━━ SUPPLIED PASSAGE ━━

Seasons
- ← 20102012 →

= 2011 European Rally Championship =

The 2011 European Rally Championship season was the 59th season of the FIA European Rally Championship, the European continental championship series in rallying. The season consisted of eleven rallies, beginning with Rally 1000 Miglia on 14 April 2011 and concluding with the Rallye International du Valais on 29 October 2011. Only drivers registered for the European championship were allowed to score points at the events, and they had to compete in a minimum of 8 rallies to be classified in the final championship standings. 28 drivers were registered for the season, the majority (15) were from Italy, four were from Poland, three from Bulgaria, two each from Slovenia and France and one each from Czech Republic and Switzerland.

As in the previous year, Italian driver Luca Rossetti won the European championship, driving an Abarth Grande Punto S2000 car. He won the European championship category in 5 rallies. Second place in the final standings was claimed by Luca Betti (Italy), who won 2 events. Polish driver Michał Sołowow was the ERC winner in 3 events, but did not compete in enough rallies to be classified in the final standings.

━━━

**WHAT THE EXERCISE ASKS**
List every country that the 2011 European Rally Championship text names as home to drivers registered for the season, with the number of drivers from each.

━━ STUDY MATERIAL ━━

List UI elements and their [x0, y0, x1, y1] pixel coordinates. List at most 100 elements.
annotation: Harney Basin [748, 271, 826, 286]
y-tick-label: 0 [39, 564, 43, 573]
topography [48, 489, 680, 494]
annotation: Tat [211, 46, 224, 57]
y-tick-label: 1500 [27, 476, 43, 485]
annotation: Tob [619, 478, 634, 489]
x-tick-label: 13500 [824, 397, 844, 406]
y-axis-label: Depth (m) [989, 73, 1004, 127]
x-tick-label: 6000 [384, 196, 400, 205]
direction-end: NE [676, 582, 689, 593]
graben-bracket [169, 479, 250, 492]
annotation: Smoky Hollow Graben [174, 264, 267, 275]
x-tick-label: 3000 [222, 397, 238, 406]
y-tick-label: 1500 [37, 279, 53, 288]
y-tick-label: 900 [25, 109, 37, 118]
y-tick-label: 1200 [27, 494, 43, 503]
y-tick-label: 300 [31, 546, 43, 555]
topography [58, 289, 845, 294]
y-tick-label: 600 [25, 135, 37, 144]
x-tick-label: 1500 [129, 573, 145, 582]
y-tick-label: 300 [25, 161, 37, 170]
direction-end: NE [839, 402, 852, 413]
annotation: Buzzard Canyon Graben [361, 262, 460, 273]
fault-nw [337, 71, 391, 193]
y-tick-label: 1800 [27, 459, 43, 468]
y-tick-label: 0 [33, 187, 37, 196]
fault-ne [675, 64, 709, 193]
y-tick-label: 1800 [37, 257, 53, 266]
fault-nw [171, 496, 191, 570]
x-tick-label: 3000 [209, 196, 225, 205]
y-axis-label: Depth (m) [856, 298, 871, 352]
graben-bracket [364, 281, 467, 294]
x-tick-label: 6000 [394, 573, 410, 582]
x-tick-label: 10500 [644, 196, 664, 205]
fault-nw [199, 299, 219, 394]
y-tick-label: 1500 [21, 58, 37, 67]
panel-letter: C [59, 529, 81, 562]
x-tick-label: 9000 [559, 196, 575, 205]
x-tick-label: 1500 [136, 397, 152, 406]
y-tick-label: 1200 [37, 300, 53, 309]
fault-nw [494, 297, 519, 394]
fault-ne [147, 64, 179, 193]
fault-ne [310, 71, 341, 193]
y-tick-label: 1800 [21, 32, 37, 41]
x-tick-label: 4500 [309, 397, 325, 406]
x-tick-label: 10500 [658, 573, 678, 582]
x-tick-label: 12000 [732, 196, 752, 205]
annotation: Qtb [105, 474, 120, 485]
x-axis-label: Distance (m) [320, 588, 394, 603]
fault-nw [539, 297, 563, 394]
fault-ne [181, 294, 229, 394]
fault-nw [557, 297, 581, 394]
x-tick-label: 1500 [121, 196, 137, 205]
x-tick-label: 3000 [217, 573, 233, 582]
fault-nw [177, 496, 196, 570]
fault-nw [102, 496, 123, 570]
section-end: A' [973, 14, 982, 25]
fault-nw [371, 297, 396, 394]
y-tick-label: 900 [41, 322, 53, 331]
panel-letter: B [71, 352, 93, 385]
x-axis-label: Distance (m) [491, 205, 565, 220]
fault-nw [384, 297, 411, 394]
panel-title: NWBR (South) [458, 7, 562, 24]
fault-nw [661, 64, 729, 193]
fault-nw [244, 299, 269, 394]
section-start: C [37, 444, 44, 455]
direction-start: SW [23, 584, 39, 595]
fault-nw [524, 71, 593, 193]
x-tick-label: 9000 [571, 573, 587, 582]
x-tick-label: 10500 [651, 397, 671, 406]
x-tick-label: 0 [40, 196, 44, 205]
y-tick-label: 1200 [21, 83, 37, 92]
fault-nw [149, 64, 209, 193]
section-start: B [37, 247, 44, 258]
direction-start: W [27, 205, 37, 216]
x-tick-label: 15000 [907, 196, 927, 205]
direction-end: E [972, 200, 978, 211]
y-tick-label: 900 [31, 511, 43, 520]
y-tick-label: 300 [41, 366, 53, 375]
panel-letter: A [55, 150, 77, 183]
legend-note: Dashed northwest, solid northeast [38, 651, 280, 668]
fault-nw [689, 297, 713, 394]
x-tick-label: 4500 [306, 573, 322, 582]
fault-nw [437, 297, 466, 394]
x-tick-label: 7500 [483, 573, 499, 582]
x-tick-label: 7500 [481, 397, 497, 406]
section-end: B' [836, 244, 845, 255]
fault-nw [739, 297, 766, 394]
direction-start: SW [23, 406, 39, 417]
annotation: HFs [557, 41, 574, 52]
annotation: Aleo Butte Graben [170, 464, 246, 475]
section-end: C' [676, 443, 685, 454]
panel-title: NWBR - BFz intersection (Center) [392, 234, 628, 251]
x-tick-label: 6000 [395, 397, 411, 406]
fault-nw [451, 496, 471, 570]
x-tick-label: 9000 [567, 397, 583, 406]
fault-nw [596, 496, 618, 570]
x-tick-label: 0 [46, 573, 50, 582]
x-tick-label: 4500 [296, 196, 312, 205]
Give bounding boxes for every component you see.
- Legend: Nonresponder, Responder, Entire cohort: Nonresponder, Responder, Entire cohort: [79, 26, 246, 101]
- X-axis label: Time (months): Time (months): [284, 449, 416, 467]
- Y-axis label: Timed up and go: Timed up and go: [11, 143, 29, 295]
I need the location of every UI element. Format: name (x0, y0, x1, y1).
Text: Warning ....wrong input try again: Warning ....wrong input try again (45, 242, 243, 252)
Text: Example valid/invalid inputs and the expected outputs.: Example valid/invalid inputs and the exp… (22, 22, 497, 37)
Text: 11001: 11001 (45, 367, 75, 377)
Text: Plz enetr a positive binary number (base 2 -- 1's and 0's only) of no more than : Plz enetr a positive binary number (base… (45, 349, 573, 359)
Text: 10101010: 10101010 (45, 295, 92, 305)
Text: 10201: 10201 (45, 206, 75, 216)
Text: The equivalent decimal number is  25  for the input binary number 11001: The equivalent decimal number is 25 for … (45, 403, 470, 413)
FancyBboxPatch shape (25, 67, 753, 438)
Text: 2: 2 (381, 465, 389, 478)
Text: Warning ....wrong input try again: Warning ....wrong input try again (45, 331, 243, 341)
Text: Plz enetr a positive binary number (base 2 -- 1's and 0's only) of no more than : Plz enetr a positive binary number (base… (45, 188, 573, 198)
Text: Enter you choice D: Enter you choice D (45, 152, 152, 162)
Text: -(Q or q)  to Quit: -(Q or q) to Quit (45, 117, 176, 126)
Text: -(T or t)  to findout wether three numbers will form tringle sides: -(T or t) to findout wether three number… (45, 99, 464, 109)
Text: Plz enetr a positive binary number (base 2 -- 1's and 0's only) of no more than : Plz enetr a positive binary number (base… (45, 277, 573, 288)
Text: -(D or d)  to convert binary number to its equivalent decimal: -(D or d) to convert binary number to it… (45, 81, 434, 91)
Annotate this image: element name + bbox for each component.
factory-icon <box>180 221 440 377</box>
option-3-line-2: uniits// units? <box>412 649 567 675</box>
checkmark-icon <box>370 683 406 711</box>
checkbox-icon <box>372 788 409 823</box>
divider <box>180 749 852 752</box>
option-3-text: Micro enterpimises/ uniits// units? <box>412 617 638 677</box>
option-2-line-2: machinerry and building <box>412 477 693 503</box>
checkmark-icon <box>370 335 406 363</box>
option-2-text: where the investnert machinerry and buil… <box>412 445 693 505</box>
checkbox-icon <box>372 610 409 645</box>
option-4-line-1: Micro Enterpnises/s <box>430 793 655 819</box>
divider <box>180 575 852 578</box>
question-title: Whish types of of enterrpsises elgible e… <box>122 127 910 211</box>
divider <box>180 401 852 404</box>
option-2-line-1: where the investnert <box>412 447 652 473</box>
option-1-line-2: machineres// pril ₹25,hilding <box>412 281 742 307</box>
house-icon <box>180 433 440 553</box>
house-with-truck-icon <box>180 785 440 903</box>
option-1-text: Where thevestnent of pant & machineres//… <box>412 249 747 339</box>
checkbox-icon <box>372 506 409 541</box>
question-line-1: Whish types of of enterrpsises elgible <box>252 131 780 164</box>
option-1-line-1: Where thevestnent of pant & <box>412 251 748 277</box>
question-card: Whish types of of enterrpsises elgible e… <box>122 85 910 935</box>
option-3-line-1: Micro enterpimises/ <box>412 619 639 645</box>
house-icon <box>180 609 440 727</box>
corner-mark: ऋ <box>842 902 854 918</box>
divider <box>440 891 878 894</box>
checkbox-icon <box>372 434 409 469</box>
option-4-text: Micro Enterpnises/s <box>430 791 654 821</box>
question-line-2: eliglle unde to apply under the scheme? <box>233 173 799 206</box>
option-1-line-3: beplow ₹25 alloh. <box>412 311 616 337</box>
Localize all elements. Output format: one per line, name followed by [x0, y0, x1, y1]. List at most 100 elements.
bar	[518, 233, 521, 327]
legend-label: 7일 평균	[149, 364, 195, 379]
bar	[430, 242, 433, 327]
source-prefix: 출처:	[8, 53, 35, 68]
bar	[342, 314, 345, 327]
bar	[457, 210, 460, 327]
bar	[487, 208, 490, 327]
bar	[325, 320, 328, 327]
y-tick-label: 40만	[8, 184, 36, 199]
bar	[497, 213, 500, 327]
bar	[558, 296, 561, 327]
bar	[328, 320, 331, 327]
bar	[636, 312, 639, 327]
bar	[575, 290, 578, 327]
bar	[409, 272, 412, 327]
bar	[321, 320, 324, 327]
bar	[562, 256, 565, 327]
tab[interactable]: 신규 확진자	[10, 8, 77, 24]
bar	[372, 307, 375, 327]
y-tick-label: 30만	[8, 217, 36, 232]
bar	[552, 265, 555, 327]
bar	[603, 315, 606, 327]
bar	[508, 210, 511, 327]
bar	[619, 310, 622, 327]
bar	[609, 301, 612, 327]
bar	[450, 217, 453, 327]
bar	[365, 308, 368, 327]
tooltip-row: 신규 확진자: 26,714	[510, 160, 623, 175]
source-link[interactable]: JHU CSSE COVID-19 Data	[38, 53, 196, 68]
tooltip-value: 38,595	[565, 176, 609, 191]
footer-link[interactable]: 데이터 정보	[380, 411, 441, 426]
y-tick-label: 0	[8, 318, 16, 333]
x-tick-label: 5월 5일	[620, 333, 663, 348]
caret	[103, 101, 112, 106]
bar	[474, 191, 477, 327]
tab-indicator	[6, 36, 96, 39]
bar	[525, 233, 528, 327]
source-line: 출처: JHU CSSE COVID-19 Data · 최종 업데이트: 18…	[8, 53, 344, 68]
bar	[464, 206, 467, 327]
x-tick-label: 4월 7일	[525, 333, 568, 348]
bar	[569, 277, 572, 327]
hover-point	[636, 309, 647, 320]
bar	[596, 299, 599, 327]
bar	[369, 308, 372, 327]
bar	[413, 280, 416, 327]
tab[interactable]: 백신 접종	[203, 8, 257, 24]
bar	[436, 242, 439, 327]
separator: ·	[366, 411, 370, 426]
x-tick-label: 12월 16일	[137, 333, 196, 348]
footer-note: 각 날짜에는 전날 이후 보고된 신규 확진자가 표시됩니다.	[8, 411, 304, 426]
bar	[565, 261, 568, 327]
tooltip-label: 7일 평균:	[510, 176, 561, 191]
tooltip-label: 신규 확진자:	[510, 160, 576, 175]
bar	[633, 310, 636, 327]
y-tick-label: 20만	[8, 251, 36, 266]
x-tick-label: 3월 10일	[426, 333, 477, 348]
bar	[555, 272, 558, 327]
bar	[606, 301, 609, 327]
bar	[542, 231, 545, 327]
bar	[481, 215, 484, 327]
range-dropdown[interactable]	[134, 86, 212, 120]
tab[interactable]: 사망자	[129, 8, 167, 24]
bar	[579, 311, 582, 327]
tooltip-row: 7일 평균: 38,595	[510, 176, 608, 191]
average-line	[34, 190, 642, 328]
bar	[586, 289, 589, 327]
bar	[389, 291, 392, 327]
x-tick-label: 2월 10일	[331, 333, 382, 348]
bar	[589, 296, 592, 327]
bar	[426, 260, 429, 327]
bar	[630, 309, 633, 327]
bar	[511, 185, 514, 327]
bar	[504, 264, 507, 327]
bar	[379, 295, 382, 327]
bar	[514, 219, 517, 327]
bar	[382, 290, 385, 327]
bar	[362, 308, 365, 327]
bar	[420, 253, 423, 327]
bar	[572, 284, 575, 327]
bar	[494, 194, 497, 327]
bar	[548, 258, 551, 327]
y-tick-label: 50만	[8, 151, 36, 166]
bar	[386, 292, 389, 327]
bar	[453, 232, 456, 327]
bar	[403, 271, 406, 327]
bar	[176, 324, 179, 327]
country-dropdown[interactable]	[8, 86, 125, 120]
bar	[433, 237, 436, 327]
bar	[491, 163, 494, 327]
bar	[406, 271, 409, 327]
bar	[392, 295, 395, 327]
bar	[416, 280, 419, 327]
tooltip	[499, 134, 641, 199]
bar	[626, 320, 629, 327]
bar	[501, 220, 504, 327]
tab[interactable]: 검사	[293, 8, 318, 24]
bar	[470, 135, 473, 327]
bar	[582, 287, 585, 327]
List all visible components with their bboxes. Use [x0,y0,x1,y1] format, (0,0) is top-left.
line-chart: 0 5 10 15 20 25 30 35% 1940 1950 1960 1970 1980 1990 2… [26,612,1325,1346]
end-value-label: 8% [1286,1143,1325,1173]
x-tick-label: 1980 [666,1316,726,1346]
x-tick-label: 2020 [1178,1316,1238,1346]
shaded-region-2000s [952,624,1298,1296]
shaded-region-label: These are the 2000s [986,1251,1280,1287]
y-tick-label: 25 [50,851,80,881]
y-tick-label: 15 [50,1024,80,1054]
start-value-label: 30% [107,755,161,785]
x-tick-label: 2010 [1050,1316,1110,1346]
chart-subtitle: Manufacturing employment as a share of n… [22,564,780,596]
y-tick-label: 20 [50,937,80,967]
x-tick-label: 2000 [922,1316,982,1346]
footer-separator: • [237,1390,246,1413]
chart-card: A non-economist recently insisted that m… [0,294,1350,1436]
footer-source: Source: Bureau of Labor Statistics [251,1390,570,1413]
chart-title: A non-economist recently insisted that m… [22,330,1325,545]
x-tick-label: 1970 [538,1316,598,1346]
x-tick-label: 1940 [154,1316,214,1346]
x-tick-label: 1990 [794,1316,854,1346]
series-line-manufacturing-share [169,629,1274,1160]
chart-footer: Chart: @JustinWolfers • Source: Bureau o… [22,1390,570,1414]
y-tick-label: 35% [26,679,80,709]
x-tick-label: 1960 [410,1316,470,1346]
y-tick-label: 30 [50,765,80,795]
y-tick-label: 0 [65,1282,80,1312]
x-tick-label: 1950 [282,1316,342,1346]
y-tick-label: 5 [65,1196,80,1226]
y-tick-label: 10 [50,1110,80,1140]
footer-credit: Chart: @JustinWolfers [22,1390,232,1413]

━━━

**RESULT**
- Italy: 15
- Poland: 4
- Bulgaria: 3
- Slovenia: 2
- France: 2
- Czech Republic: 1
- Switzerland: 1